- [Given exercise]:
Write out each line beneath this one exactly as it reads.

- [Items]:
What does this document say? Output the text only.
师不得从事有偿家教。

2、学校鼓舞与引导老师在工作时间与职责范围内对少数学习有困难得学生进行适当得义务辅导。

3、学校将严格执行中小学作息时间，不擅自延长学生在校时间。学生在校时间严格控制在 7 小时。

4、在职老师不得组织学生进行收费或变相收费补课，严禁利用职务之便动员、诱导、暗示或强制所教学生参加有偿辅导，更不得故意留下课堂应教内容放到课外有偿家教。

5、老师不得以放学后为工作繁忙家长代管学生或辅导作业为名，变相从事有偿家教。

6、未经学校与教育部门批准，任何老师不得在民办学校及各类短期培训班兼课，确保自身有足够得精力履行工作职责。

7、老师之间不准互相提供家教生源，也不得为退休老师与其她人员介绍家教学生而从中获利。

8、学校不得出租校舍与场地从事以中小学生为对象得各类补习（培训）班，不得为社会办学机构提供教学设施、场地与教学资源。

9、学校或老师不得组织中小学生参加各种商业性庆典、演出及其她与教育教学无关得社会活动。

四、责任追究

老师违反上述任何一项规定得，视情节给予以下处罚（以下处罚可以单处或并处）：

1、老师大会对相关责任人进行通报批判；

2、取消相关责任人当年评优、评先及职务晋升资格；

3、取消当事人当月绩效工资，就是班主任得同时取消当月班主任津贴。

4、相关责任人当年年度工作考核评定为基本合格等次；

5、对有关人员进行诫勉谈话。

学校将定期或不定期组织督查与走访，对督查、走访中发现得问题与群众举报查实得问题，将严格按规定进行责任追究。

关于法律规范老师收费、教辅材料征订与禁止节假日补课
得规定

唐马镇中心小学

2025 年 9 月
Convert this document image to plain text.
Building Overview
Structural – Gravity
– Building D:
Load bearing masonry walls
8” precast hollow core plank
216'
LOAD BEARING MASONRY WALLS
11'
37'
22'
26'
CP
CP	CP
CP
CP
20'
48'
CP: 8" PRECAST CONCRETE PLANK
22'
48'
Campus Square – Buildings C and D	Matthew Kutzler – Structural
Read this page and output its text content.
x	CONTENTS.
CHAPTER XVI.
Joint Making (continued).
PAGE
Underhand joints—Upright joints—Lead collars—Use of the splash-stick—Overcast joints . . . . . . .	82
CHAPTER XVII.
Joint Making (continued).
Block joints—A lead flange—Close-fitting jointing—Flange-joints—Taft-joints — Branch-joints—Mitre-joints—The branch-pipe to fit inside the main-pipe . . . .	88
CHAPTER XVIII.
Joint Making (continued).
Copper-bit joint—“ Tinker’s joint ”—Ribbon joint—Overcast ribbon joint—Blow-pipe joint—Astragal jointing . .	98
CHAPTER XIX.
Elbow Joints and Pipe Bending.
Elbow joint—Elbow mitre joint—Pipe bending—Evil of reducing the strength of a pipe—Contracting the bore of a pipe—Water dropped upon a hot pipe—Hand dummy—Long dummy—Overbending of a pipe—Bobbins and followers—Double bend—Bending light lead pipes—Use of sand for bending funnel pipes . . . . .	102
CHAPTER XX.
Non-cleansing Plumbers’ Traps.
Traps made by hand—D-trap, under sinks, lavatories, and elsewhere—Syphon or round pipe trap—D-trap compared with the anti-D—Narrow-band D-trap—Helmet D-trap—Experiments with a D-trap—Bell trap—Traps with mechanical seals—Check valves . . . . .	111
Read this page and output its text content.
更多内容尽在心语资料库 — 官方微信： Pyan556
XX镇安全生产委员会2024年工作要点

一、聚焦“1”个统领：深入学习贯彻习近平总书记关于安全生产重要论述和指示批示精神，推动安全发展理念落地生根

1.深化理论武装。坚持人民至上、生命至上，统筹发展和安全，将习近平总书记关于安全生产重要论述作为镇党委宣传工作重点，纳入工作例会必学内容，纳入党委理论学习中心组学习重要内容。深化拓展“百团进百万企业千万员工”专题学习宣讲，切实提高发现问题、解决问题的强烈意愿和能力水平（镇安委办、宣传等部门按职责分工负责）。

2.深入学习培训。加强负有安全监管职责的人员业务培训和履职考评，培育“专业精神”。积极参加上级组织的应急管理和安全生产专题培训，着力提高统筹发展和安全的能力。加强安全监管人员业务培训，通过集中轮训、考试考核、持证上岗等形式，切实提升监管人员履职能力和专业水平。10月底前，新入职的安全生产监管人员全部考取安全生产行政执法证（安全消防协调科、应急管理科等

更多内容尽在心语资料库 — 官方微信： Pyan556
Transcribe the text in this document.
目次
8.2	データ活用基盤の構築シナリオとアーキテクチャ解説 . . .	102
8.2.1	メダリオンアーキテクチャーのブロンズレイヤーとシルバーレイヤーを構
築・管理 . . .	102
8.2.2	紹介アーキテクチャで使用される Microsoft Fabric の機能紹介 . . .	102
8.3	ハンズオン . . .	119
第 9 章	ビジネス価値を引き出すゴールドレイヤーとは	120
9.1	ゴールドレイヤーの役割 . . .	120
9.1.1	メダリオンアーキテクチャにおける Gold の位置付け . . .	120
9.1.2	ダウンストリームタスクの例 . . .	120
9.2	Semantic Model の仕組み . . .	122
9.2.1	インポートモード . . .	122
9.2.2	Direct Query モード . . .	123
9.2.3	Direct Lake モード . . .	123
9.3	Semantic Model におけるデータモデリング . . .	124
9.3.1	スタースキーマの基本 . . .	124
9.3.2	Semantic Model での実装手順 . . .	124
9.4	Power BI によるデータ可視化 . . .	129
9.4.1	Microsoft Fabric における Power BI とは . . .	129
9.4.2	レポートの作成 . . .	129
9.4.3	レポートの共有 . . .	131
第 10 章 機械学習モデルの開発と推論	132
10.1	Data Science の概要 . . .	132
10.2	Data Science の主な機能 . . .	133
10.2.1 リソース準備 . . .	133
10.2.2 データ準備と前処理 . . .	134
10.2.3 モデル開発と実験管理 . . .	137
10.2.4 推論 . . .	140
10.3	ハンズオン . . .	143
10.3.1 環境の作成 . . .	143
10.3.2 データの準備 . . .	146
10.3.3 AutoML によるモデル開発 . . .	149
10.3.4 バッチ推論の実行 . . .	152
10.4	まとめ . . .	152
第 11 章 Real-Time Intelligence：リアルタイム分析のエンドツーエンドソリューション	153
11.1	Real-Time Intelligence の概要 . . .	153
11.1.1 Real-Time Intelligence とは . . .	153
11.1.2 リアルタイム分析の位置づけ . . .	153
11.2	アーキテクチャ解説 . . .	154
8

- [Solution to this exercise]:
What does this document say? Output the text only.
师不得从事有偿家教。

2、学校鼓舞与引导老师在工作时间与职责范围内对少数学习有困难得学生进行适当得义务辅导。

3、学校将严格执行中小学作息时间，不擅自延长学生在校时间。学生在校时间严格控制在 7 小时。

4、在职老师不得组织学生进行收费或变相收费补课，严禁利用职务之便动员、诱导、暗示或强制所教学生参加有偿辅导，更不得故意留下课堂应教内容放到课外有偿家教。

5、老师不得以放学后为工作繁忙家长代管学生或辅导作业为名，变相从事有偿家教。

6、未经学校与教育部门批准，任何老师不得在民办学校及各类短期培训班兼课，确保自身有足够得精力履行工作职责。

7、老师之间不准互相提供家教生源，也不得为退休老师与其她人员介绍家教学生而从中获利。

8、学校不得出租校舍与场地从事以中小学生为对象得各类补习（培训）班，不得为社会办学机构提供教学设施、场地与教学资源。

9、学校或老师不得组织中小学生参加各种商业性庆典、演出及其她与教育教学无关得社会活动。

四、责任追究

老师违反上述任何一项规定得，视情节给予以下处罚（以下处罚可以单处或并处）：

1、老师大会对相关责任人进行通报批判；

2、取消相关责任人当年评优、评先及职务晋升资格；

3、取消当事人当月绩效工资，就是班主任得同时取消当月班主任津贴。

4、相关责任人当年年度工作考核评定为基本合格等次；

5、对有关人员进行诫勉谈话。

学校将定期或不定期组织督查与走访，对督查、走访中发现得问题与群众举报查实得问题，将严格按规定进行责任追究。

关于法律规范老师收费、教辅材料征订与禁止节假日补课
得规定

唐马镇中心小学

2025 年 9 月
Convert this document image to plain text.
Building Overview
Structural – Gravity
– Building D:
Load bearing masonry walls
8” precast hollow core plank
216'
LOAD BEARING MASONRY WALLS
11'
37'
22'
26'
CP
CP	CP
CP
CP
20'
48'
CP: 8" PRECAST CONCRETE PLANK
22'
48'
Campus Square – Buildings C and D	Matthew Kutzler – Structural
Read this page and output its text content.
x	CONTENTS.
CHAPTER XVI.
Joint Making (continued).
PAGE
Underhand joints—Upright joints—Lead collars—Use of the splash-stick—Overcast joints . . . . . . .	82
CHAPTER XVII.
Joint Making (continued).
Block joints—A lead flange—Close-fitting jointing—Flange-joints—Taft-joints — Branch-joints—Mitre-joints—The branch-pipe to fit inside the main-pipe . . . .	88
CHAPTER XVIII.
Joint Making (continued).
Copper-bit joint—“ Tinker’s joint ”—Ribbon joint—Overcast ribbon joint—Blow-pipe joint—Astragal jointing . .	98
CHAPTER XIX.
Elbow Joints and Pipe Bending.
Elbow joint—Elbow mitre joint—Pipe bending—Evil of reducing the strength of a pipe—Contracting the bore of a pipe—Water dropped upon a hot pipe—Hand dummy—Long dummy—Overbending of a pipe—Bobbins and followers—Double bend—Bending light lead pipes—Use of sand for bending funnel pipes . . . . .	102
CHAPTER XX.
Non-cleansing Plumbers’ Traps.
Traps made by hand—D-trap, under sinks, lavatories, and elsewhere—Syphon or round pipe trap—D-trap compared with the anti-D—Narrow-band D-trap—Helmet D-trap—Experiments with a D-trap—Bell trap—Traps with mechanical seals—Check valves . . . . .	111
Read this page and output its text content.
更多内容尽在心语资料库 — 官方微信： Pyan556
XX镇安全生产委员会2024年工作要点

一、聚焦“1”个统领：深入学习贯彻习近平总书记关于安全生产重要论述和指示批示精神，推动安全发展理念落地生根

1.深化理论武装。坚持人民至上、生命至上，统筹发展和安全，将习近平总书记关于安全生产重要论述作为镇党委宣传工作重点，纳入工作例会必学内容，纳入党委理论学习中心组学习重要内容。深化拓展“百团进百万企业千万员工”专题学习宣讲，切实提高发现问题、解决问题的强烈意愿和能力水平（镇安委办、宣传等部门按职责分工负责）。

2.深入学习培训。加强负有安全监管职责的人员业务培训和履职考评，培育“专业精神”。积极参加上级组织的应急管理和安全生产专题培训，着力提高统筹发展和安全的能力。加强安全监管人员业务培训，通过集中轮训、考试考核、持证上岗等形式，切实提升监管人员履职能力和专业水平。10月底前，新入职的安全生产监管人员全部考取安全生产行政执法证（安全消防协调科、应急管理科等

更多内容尽在心语资料库 — 官方微信： Pyan556
Transcribe the text in this document.
目次
8.2	データ活用基盤の構築シナリオとアーキテクチャ解説 . . .	102
8.2.1	メダリオンアーキテクチャーのブロンズレイヤーとシルバーレイヤーを構
築・管理 . . .	102
8.2.2	紹介アーキテクチャで使用される Microsoft Fabric の機能紹介 . . .	102
8.3	ハンズオン . . .	119
第 9 章	ビジネス価値を引き出すゴールドレイヤーとは	120
9.1	ゴールドレイヤーの役割 . . .	120
9.1.1	メダリオンアーキテクチャにおける Gold の位置付け . . .	120
9.1.2	ダウンストリームタスクの例 . . .	120
9.2	Semantic Model の仕組み . . .	122
9.2.1	インポートモード . . .	122
9.2.2	Direct Query モード . . .	123
9.2.3	Direct Lake モード . . .	123
9.3	Semantic Model におけるデータモデリング . . .	124
9.3.1	スタースキーマの基本 . . .	124
9.3.2	Semantic Model での実装手順 . . .	124
9.4	Power BI によるデータ可視化 . . .	129
9.4.1	Microsoft Fabric における Power BI とは . . .	129
9.4.2	レポートの作成 . . .	129
9.4.3	レポートの共有 . . .	131
第 10 章 機械学習モデルの開発と推論	132
10.1	Data Science の概要 . . .	132
10.2	Data Science の主な機能 . . .	133
10.2.1 リソース準備 . . .	133
10.2.2 データ準備と前処理 . . .	134
10.2.3 モデル開発と実験管理 . . .	137
10.2.4 推論 . . .	140
10.3	ハンズオン . . .	143
10.3.1 環境の作成 . . .	143
10.3.2 データの準備 . . .	146
10.3.3 AutoML によるモデル開発 . . .	149
10.3.4 バッチ推論の実行 . . .	152
10.4	まとめ . . .	152
第 11 章 Real-Time Intelligence：リアルタイム分析のエンドツーエンドソリューション	153
11.1	Real-Time Intelligence の概要 . . .	153
11.1.1 Real-Time Intelligence とは . . .	153
11.1.2 リアルタイム分析の位置づけ . . .	153
11.2	アーキテクチャ解説 . . .	154
8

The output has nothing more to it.